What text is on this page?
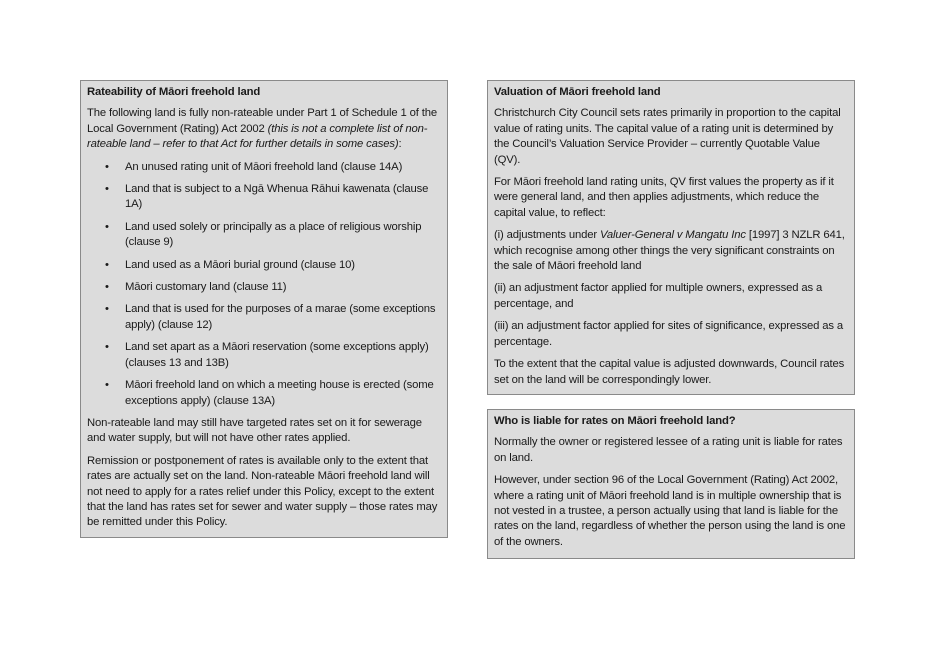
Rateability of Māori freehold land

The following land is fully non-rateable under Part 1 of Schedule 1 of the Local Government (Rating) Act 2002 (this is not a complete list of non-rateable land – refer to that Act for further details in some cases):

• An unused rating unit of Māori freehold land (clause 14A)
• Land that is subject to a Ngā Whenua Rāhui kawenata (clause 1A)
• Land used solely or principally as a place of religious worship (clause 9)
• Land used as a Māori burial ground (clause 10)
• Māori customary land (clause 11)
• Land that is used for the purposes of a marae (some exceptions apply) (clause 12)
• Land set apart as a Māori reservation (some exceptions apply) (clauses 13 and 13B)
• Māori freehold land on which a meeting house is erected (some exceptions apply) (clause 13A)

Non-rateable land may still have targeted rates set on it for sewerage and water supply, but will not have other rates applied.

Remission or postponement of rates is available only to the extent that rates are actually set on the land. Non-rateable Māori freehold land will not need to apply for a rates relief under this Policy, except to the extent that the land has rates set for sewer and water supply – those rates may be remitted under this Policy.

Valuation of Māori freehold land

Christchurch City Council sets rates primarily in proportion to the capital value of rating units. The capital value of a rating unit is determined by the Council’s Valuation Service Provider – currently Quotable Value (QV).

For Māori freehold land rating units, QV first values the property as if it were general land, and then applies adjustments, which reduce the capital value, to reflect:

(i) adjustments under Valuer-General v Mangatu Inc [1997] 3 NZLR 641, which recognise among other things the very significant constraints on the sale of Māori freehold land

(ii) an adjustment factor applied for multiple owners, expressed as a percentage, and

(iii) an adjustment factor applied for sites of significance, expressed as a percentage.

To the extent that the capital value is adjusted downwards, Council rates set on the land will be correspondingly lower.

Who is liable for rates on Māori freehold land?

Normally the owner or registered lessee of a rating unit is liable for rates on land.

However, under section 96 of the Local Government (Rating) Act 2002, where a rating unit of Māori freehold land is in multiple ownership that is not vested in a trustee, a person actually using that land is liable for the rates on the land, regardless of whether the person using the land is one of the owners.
---
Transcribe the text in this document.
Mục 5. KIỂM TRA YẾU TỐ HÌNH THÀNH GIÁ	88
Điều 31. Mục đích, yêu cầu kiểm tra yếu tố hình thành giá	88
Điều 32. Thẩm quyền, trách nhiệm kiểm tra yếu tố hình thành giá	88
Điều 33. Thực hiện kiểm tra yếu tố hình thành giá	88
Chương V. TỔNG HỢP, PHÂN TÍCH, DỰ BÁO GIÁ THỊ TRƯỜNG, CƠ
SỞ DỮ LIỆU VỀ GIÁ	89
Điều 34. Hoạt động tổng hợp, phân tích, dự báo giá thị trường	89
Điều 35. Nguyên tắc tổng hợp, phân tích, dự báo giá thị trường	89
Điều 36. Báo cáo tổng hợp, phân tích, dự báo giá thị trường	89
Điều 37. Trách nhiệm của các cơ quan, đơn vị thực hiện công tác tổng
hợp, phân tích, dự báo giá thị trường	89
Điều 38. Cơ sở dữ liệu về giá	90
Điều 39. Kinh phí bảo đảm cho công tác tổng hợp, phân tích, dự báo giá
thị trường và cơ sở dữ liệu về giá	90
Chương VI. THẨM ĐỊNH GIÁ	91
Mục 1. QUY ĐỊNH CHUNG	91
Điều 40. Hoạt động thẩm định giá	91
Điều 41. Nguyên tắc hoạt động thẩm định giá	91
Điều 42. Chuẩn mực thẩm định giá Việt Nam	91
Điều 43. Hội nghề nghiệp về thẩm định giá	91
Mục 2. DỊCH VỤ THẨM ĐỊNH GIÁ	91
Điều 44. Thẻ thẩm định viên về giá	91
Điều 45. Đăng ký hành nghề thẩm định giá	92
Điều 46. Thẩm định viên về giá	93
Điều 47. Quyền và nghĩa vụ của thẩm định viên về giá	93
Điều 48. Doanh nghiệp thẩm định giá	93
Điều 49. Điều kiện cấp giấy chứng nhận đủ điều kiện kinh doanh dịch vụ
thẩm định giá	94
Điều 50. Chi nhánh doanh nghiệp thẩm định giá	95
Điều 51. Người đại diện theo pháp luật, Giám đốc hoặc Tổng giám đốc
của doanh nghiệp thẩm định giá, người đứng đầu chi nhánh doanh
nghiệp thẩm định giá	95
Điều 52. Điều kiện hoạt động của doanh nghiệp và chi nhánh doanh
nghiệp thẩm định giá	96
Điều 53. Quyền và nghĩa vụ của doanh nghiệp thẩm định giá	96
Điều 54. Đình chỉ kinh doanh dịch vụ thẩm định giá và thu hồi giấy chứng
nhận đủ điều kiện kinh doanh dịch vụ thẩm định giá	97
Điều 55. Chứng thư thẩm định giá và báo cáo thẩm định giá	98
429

# [YOUR TASK]
Copy all lines in the listing above where the string "owners" appears.

# [OUTPUT FOR THIS TASK]
(ii) an adjustment factor applied for multiple owners, expressed as a percentage, and
However, under section 96 of the Local Government (Rating) Act 2002, where a rating unit of Māori freehold land is in multiple ownership that is not vested in a trustee, a person actually using that land is liable for the rates on the land, regardless of whether the person using the land is one of the owners.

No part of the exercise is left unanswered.